WRITTEN TASK. Arrange every line of the data below as a numbered list, omitting blank lines and any pictures.

Layout records.
........

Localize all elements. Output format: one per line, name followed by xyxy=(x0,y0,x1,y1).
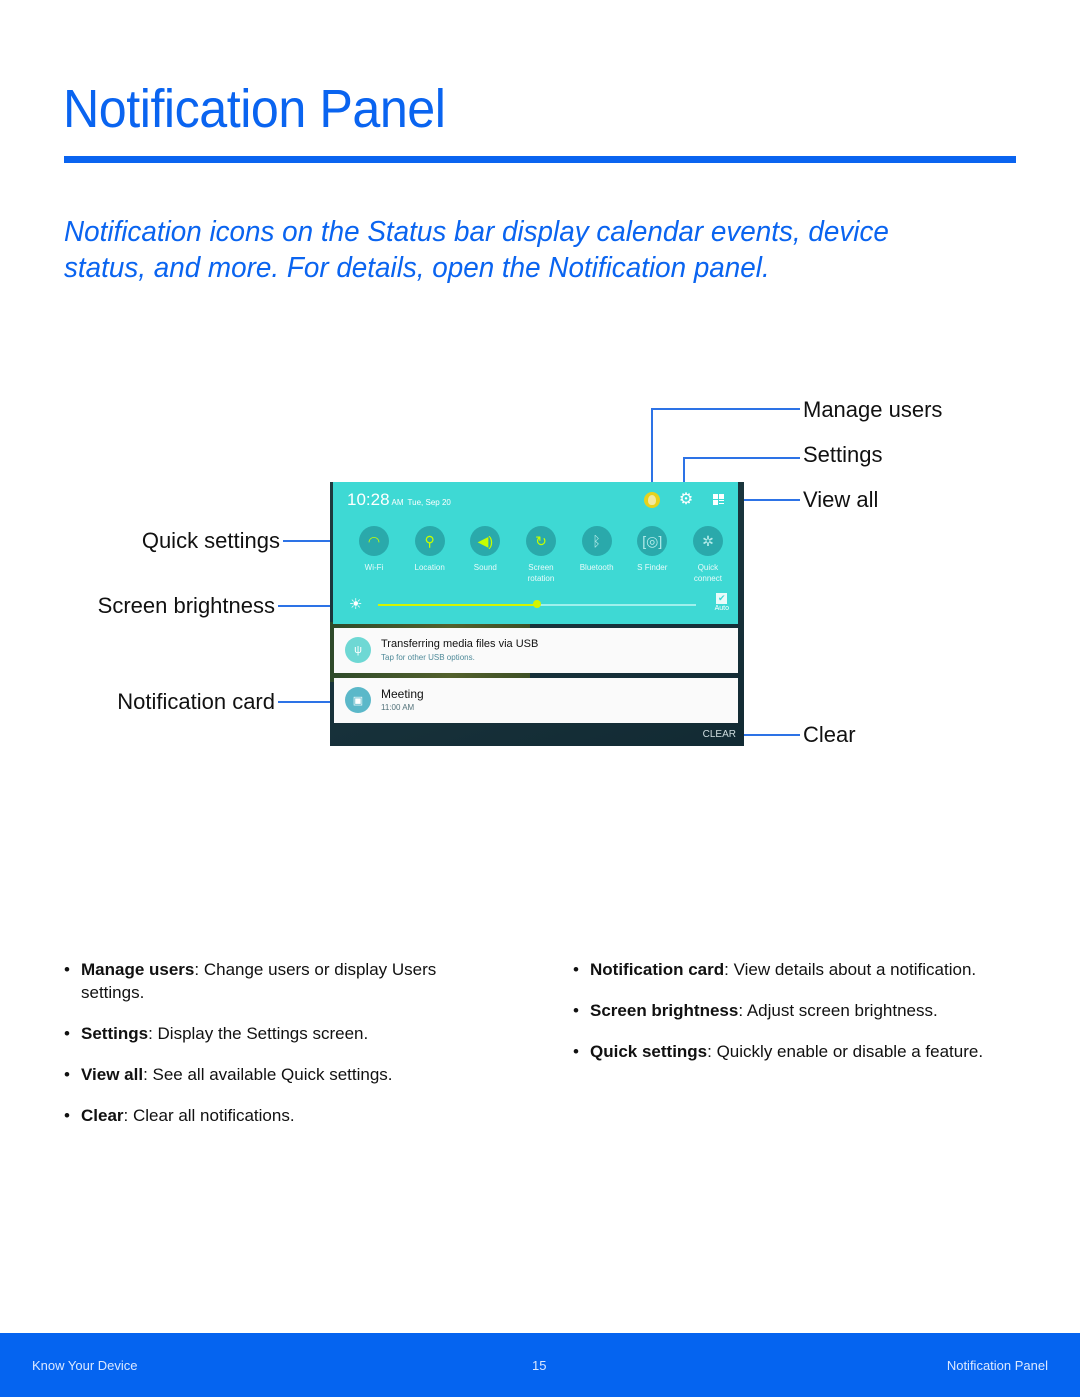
bullet-desc: : Adjust screen brightness. xyxy=(738,1001,938,1020)
bullet-term: Manage users xyxy=(81,960,195,979)
tile-location[interactable]: ⚲ Location xyxy=(407,526,453,584)
callout-notification-card: Notification card xyxy=(117,689,275,714)
bullet-term: Notification card xyxy=(590,960,725,979)
page-footer: Know Your Device 15 Notification Panel xyxy=(0,1333,1080,1397)
footer-section: Know Your Device xyxy=(32,1358,138,1373)
notification-card-usb[interactable]: ψ Transferring media files via USB Tap f… xyxy=(334,628,738,673)
callout-line-manage-users-v xyxy=(651,408,653,492)
usb-icon: ψ xyxy=(345,637,371,663)
bullet-item: Manage users: Change users or display Us… xyxy=(64,958,504,1004)
bullet-term: View all xyxy=(81,1065,144,1084)
notification-subtitle: 11:00 AM xyxy=(381,703,415,712)
bullet-desc: : Clear all notifications. xyxy=(123,1106,295,1125)
brightness-auto-icon: ☀ xyxy=(349,596,363,613)
bullet-item: Notification card: View details about a … xyxy=(573,958,993,981)
brightness-slider-fill xyxy=(378,604,537,606)
quick-settings-tiles: ◠ Wi-Fi ⚲ Location ◀) Sound ↻ Screen rot… xyxy=(351,526,731,584)
tile-screen-rotation[interactable]: ↻ Screen rotation xyxy=(518,526,564,584)
wifi-icon: ◠ xyxy=(359,526,389,556)
calendar-icon: ▣ xyxy=(345,687,371,713)
clock-ampm: AM xyxy=(391,498,404,507)
clock-date: Tue, Sep 20 xyxy=(407,498,451,507)
footer-page-number: 15 xyxy=(532,1358,547,1373)
title-rule xyxy=(64,156,1016,163)
tile-label: Location xyxy=(414,563,445,572)
callout-line-manage-users xyxy=(651,408,800,410)
quick-connect-icon: ✲ xyxy=(692,526,723,556)
screen-rotation-icon: ↻ xyxy=(525,526,556,556)
page-title: Notification Panel xyxy=(63,79,446,139)
callout-screen-brightness: Screen brightness xyxy=(97,593,275,618)
tile-s-finder[interactable]: [◎] S Finder xyxy=(629,526,675,584)
tile-label: Sound xyxy=(473,563,497,572)
brightness-control: ☀ ✔ Auto xyxy=(349,593,729,615)
intro-text: Notification icons on the Status bar dis… xyxy=(64,216,889,284)
clock-time: 10:28 xyxy=(347,490,390,509)
callout-clear: Clear xyxy=(803,722,856,747)
tile-wifi[interactable]: ◠ Wi-Fi xyxy=(351,526,397,584)
bullet-desc: : Quickly enable or disable a feature. xyxy=(707,1042,984,1061)
bullet-item: View all: See all available Quick settin… xyxy=(64,1063,504,1086)
s-finder-icon: [◎] xyxy=(637,526,668,556)
bullet-desc: : See all available Quick settings. xyxy=(143,1065,393,1084)
notification-subtitle: Tap for other USB options. xyxy=(381,653,475,662)
bullet-desc: : Display the Settings screen. xyxy=(148,1024,369,1043)
bullet-term: Settings xyxy=(81,1024,149,1043)
bullet-list-left: Manage users: Change users or display Us… xyxy=(64,958,504,1145)
manage-users-icon[interactable] xyxy=(644,492,660,508)
brightness-slider[interactable] xyxy=(378,600,696,608)
clear-button[interactable]: CLEAR xyxy=(703,729,736,740)
callout-settings: Settings xyxy=(803,442,883,467)
tile-label: Bluetooth xyxy=(579,563,614,572)
bullet-desc: : View details about a notification. xyxy=(724,960,977,979)
callout-line-clear xyxy=(737,734,800,736)
bluetooth-icon: ᛒ xyxy=(581,526,612,556)
notification-panel-screenshot: 10:28 AM Tue, Sep 20 ⚙ ◠ Wi-Fi ⚲ Location … xyxy=(330,482,744,746)
callout-line-settings xyxy=(683,457,800,459)
brightness-slider-handle[interactable] xyxy=(533,600,541,608)
tile-sound[interactable]: ◀) Sound xyxy=(462,526,508,584)
checkmark-icon: ✔ xyxy=(716,593,728,604)
bullet-term: Screen brightness xyxy=(590,1001,739,1020)
quick-settings-panel: 10:28 AM Tue, Sep 20 ⚙ ◠ Wi-Fi ⚲ Location … xyxy=(333,482,738,624)
bullet-list-right: Notification card: View details about a … xyxy=(573,958,993,1081)
bullet-item: Quick settings: Quickly enable or disabl… xyxy=(573,1040,993,1063)
tile-label: Quick connect xyxy=(693,563,722,583)
callout-view-all: View all xyxy=(803,487,879,512)
tile-bluetooth[interactable]: ᛒ Bluetooth xyxy=(574,526,620,584)
bullet-item: Clear: Clear all notifications. xyxy=(64,1104,504,1127)
notification-title: Transferring media files via USB xyxy=(381,638,539,650)
callout-manage-users: Manage users xyxy=(803,397,943,422)
settings-gear-icon[interactable]: ⚙ xyxy=(678,492,694,508)
bullet-item: Screen brightness: Adjust screen brightn… xyxy=(573,999,993,1022)
footer-chapter: Notification Panel xyxy=(946,1358,1048,1373)
tile-label: S Finder xyxy=(637,563,668,572)
notification-title: Meeting xyxy=(381,687,424,701)
bullet-term: Clear xyxy=(81,1106,124,1125)
tile-quick-connect[interactable]: ✲ Quick connect xyxy=(685,526,731,584)
status-clock: 10:28 AM Tue, Sep 20 xyxy=(347,490,451,510)
notification-card-meeting[interactable]: ▣ Meeting 11:00 AM xyxy=(334,678,738,723)
location-pin-icon: ⚲ xyxy=(414,526,445,556)
callout-quick-settings: Quick settings xyxy=(141,528,280,553)
bullet-term: Quick settings xyxy=(590,1042,708,1061)
tile-label: Screen rotation xyxy=(527,563,555,583)
tile-label: Wi-Fi xyxy=(364,563,384,572)
auto-brightness-checkbox[interactable]: ✔ Auto xyxy=(715,593,729,612)
auto-label: Auto xyxy=(714,605,729,612)
bullet-item: Settings: Display the Settings screen. xyxy=(64,1022,504,1045)
view-all-icon[interactable] xyxy=(711,492,727,508)
speaker-icon: ◀) xyxy=(470,526,501,556)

........

EXERCISE RESPONSE.
1. Localize all elements. Output format: one per line, name followed by xyxy=(x0,y0,x1,y1).
2. bullet-desc: : Adjust screen brightness. xyxy=(738,1001,938,1020)
3. bullet-term: Manage users xyxy=(81,960,195,979)
4. tile-location[interactable]: ⚲ Location xyxy=(407,526,453,584)
5. callout-notification-card: Notification card xyxy=(117,689,275,714)
6. bullet-term: Notification card xyxy=(590,960,725,979)
7. page-footer: Know Your Device 15 Notification Panel xyxy=(0,1333,1080,1397)
8. footer-section: Know Your Device xyxy=(32,1358,138,1373)
9. notification-card-usb[interactable]: ψ Transferring media files via USB Tap f… xyxy=(334,628,738,673)
10. callout-line-manage-users-v xyxy=(651,408,653,492)
11. usb-icon: ψ xyxy=(345,637,371,663)
12. bullet-item: Manage users: Change users or display Us… xyxy=(64,958,504,1004)
13. bullet-term: View all xyxy=(81,1065,144,1084)
14. notification-subtitle: 11:00 AM xyxy=(381,703,415,712)
15. bullet-desc: : Clear all notifications. xyxy=(123,1106,295,1125)
16. brightness-auto-icon: ☀ xyxy=(349,596,363,613)
17. bullet-item: Notification card: View details about a … xyxy=(573,958,993,981)
18. brightness-slider-fill xyxy=(378,604,537,606)
19. quick-settings-tiles: ◠ Wi-Fi ⚲ Location ◀) Sound ↻ Screen rot… xyxy=(351,526,731,584)
20. tile-screen-rotation[interactable]: ↻ Screen rotation xyxy=(518,526,564,584)
21. wifi-icon: ◠ xyxy=(359,526,389,556)
22. calendar-icon: ▣ xyxy=(345,687,371,713)
23. clock-ampm: AM xyxy=(391,498,404,507)
24. clock-date: Tue, Sep 20 xyxy=(407,498,451,507)
25. footer-page-number: 15 xyxy=(532,1358,547,1373)
26. title-rule xyxy=(64,156,1016,163)
27. tile-label: Location xyxy=(414,563,445,572)
28. callout-line-manage-users xyxy=(651,408,800,410)
29. quick-connect-icon: ✲ xyxy=(692,526,723,556)
30. screen-rotation-icon: ↻ xyxy=(525,526,556,556)
31. page-title: Notification Panel xyxy=(63,79,446,139)
32. callout-screen-brightness: Screen brightness xyxy=(97,593,275,618)
33. tile-s-finder[interactable]: [◎] S Finder xyxy=(629,526,675,584)
34. tile-label: Sound xyxy=(473,563,497,572)
35. brightness-control: ☀ ✔ Auto xyxy=(349,593,729,615)
36. intro-text: Notification icons on the Status bar dis… xyxy=(64,216,889,284)
37. clock-time: 10:28 xyxy=(347,490,390,509)
38. callout-clear: Clear xyxy=(803,722,856,747)
39. tile-wifi[interactable]: ◠ Wi-Fi xyxy=(351,526,397,584)
40. bullet-desc: : Quickly enable or disable a feature. xyxy=(707,1042,984,1061)
41. bullet-item: View all: See all available Quick settin… xyxy=(64,1063,504,1086)
42. s-finder-icon: [◎] xyxy=(637,526,668,556)
43. bullet-desc: : See all available Quick settings. xyxy=(143,1065,393,1084)
44. notification-subtitle: Tap for other USB options. xyxy=(381,653,475,662)
45. bullet-desc: : Display the Settings screen. xyxy=(148,1024,369,1043)
46. bullet-term: Settings xyxy=(81,1024,149,1043)
47. bullet-list-left: Manage users: Change users or display Us… xyxy=(64,958,504,1145)
48. manage-users-icon[interactable] xyxy=(644,492,660,508)
49. brightness-slider[interactable] xyxy=(378,600,696,608)
50. clear-button[interactable]: CLEAR xyxy=(703,729,736,740)
51. callout-settings: Settings xyxy=(803,442,883,467)
52. tile-label: Bluetooth xyxy=(579,563,614,572)
53. bullet-desc: : View details about a notification. xyxy=(724,960,977,979)
54. callout-line-clear xyxy=(737,734,800,736)
55. bluetooth-icon: ᛒ xyxy=(581,526,612,556)
56. notification-panel-screenshot: 10:28 AM Tue, Sep 20 ⚙ ◠ Wi-Fi ⚲ Location … xyxy=(330,482,744,746)
57. callout-line-settings xyxy=(683,457,800,459)
58. brightness-slider-handle[interactable] xyxy=(533,600,541,608)
59. tile-sound[interactable]: ◀) Sound xyxy=(462,526,508,584)
60. checkmark-icon: ✔ xyxy=(716,593,728,604)
61. bullet-term: Screen brightness xyxy=(590,1001,739,1020)
62. quick-settings-panel: 10:28 AM Tue, Sep 20 ⚙ ◠ Wi-Fi ⚲ Location … xyxy=(333,482,738,624)
63. bullet-list-right: Notification card: View details about a … xyxy=(573,958,993,1081)
64. bullet-item: Quick settings: Quickly enable or disabl… xyxy=(573,1040,993,1063)
65. tile-label: Quick connect xyxy=(693,563,722,583)
66. callout-view-all: View all xyxy=(803,487,879,512)
67. tile-bluetooth[interactable]: ᛒ Bluetooth xyxy=(574,526,620,584)
68. bullet-item: Clear: Clear all notifications. xyxy=(64,1104,504,1127)
69. notification-title: Transferring media files via USB xyxy=(381,638,539,650)
70. callout-manage-users: Manage users xyxy=(803,397,943,422)
71. settings-gear-icon[interactable]: ⚙ xyxy=(678,492,694,508)
72. bullet-item: Screen brightness: Adjust screen brightn… xyxy=(573,999,993,1022)
73. footer-chapter: Notification Panel xyxy=(946,1358,1048,1373)
74. tile-label: S Finder xyxy=(637,563,668,572)
75. notification-title: Meeting xyxy=(381,687,424,701)
76. bullet-term: Clear xyxy=(81,1106,124,1125)
77. tile-quick-connect[interactable]: ✲ Quick connect xyxy=(685,526,731,584)
78. status-clock: 10:28 AM Tue, Sep 20 xyxy=(347,490,451,510)
79. notification-card-meeting[interactable]: ▣ Meeting 11:00 AM xyxy=(334,678,738,723)
80. location-pin-icon: ⚲ xyxy=(414,526,445,556)
81. callout-quick-settings: Quick settings xyxy=(141,528,280,553)
82. bullet-term: Quick settings xyxy=(590,1042,708,1061)
83. tile-label: Screen rotation xyxy=(527,563,555,583)
84. tile-label: Wi-Fi xyxy=(364,563,384,572)
85. auto-brightness-checkbox[interactable]: ✔ Auto xyxy=(715,593,729,612)
86. auto-label: Auto xyxy=(714,605,729,612)
87. bullet-item: Settings: Display the Settings screen. xyxy=(64,1022,504,1045)
88. view-all-icon[interactable] xyxy=(711,492,727,508)
89. speaker-icon: ◀) xyxy=(470,526,501,556)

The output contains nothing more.